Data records

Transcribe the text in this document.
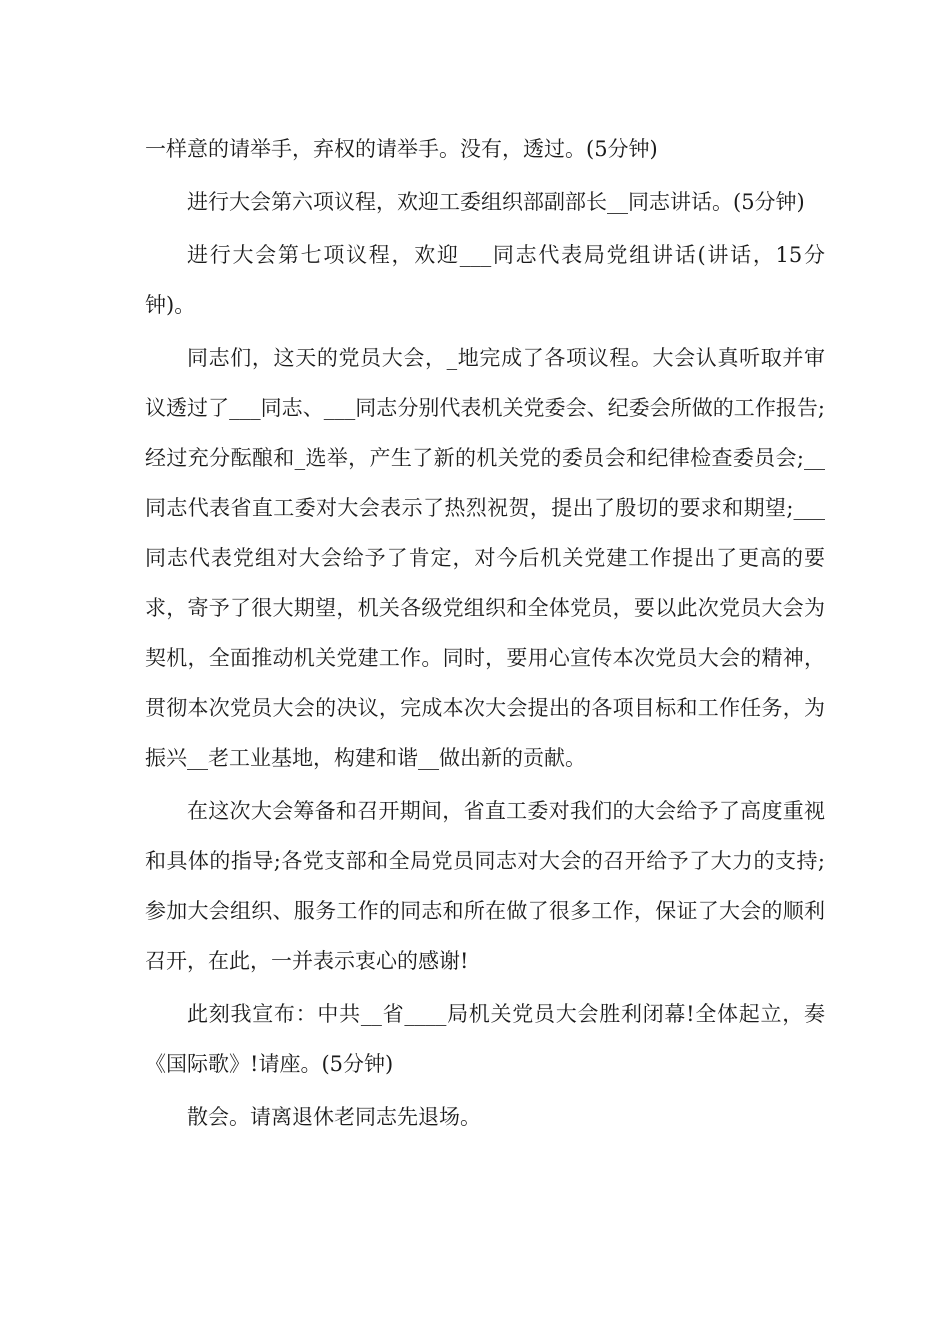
一样意的请举手，弃权的请举手。没有，透过。(5分钟)

进行大会第六项议程，欢迎工委组织部副部长__同志讲话。(5分钟)

进行大会第七项议程，欢迎___同志代表局党组讲话(讲话，15分钟)。

同志们，这天的党员大会，_地完成了各项议程。大会认真听取并审议透过了___同志、___同志分别代表机关党委会、纪委会所做的工作报告;经过充分酝酿和_选举，产生了新的机关党的委员会和纪律检查委员会;__同志代表省直工委对大会表示了热烈祝贺，提出了殷切的要求和期望;___同志代表党组对大会给予了肯定，对今后机关党建工作提出了更高的要求，寄予了很大期望，机关各级党组织和全体党员，要以此次党员大会为契机，全面推动机关党建工作。同时，要用心宣传本次党员大会的精神，贯彻本次党员大会的决议，完成本次大会提出的各项目标和工作任务，为振兴__老工业基地，构建和谐__做出新的贡献。

在这次大会筹备和召开期间，省直工委对我们的大会给予了高度重视和具体的指导;各党支部和全局党员同志对大会的召开给予了大力的支持;参加大会组织、服务工作的同志和所在做了很多工作，保证了大会的顺利召开，在此，一并表示衷心的感谢!

此刻我宣布：中共__省____局机关党员大会胜利闭幕!全体起立，奏《国际歌》!请座。(5分钟)

散会。请离退休老同志先退场。
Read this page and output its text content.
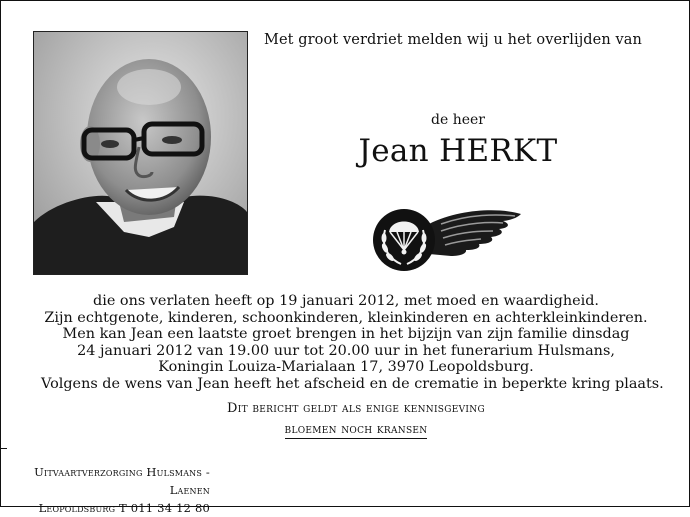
Met groot verdriet melden wij u het overlijden van
de heer
Jean HERKT
die ons verlaten heeft op 19 januari 2012, met moed en waardigheid.
Zijn echtgenote, kinderen, schoonkinderen, kleinkinderen en achterkleinkinderen.
Men kan Jean een laatste groet brengen in het bijzijn van zijn familie dinsdag
24 januari 2012 van 19.00 uur tot 20.00 uur in het funerarium Hulsmans,
Koningin Louiza-Marialaan 17, 3970 Leopoldsburg.
Volgens de wens van Jean heeft het afscheid en de crematie in beperkte kring plaats.
Dit bericht geldt als enige kennisgeving
bloemen noch kransen
Uitvaartverzorging Hulsmans - Laenen
Leopoldsburg T 011 34 12 80
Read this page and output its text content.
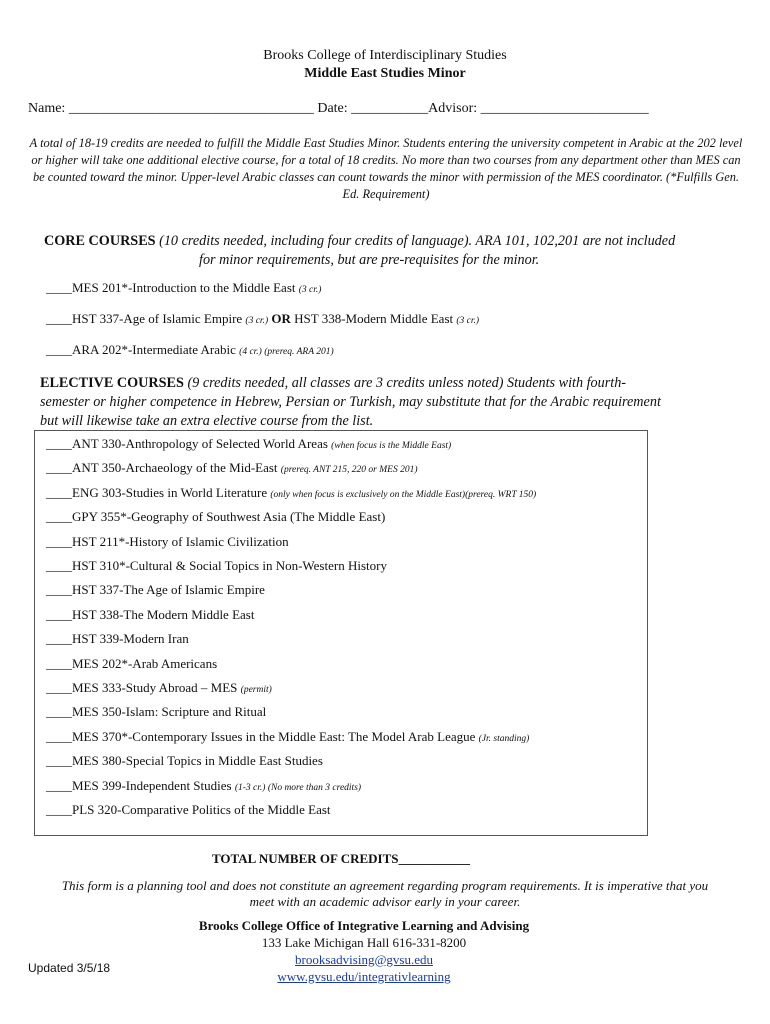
Brooks College of Interdisciplinary Studies
Middle East Studies Minor
Name: ___________________________________ Date: ___________Advisor: ________________________
A total of 18-19 credits are needed to fulfill the Middle East Studies Minor. Students entering the university competent in Arabic at the 202 level or higher will take one additional elective course, for a total of 18 credits. No more than two courses from any department other than MES can be counted toward the minor. Upper-level Arabic classes can count towards the minor with permission of the MES coordinator. (*Fulfills Gen. Ed. Requirement)
CORE COURSES (10 credits needed, including four credits of language). ARA 101, 102,201 are not included
for minor requirements, but are pre-requisites for the minor.
____MES 201*-Introduction to the Middle East (3 cr.)
____HST 337-Age of Islamic Empire (3 cr.) OR HST 338-Modern Middle East (3 cr.)
____ARA 202*-Intermediate Arabic (4 cr.) (prereq. ARA 201)
ELECTIVE COURSES (9 credits needed, all classes are 3 credits unless noted) Students with fourth-
semester or higher competence in Hebrew, Persian or Turkish, may substitute that for the Arabic requirement
but will likewise take an extra elective course from the list.
____ANT 330-Anthropology of Selected World Areas (when focus is the Middle East)
____ANT 350-Archaeology of the Mid-East (prereq. ANT 215, 220 or MES 201)
____ENG 303-Studies in World Literature (only when focus is exclusively on the Middle East)(prereq. WRT 150)
____GPY 355*-Geography of Southwest Asia (The Middle East)
____HST 211*-History of Islamic Civilization
____HST 310*-Cultural & Social Topics in Non-Western History
____HST 337-The Age of Islamic Empire
____HST 338-The Modern Middle East
____HST 339-Modern Iran
____MES 202*-Arab Americans
____MES 333-Study Abroad – MES (permit)
____MES 350-Islam: Scripture and Ritual
____MES 370*-Contemporary Issues in the Middle East: The Model Arab League (Jr. standing)
____MES 380-Special Topics in Middle East Studies
____MES 399-Independent Studies (1-3 cr.) (No more than 3 credits)
____PLS 320-Comparative Politics of the Middle East
TOTAL NUMBER OF CREDITS___________
This form is a planning tool and does not constitute an agreement regarding program requirements. It is imperative that you
meet with an academic advisor early in your career.
Brooks College Office of Integrative Learning and Advising
133 Lake Michigan Hall 616-331-8200
brooksadvising@gvsu.edu
www.gvsu.edu/integrativlearning
Updated 3/5/18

WHAT IS REQUIRED =
Determine the number of lines in the data that contain "higher" as a word or string, and state only that number.

EXERCISE OUTPUT =
2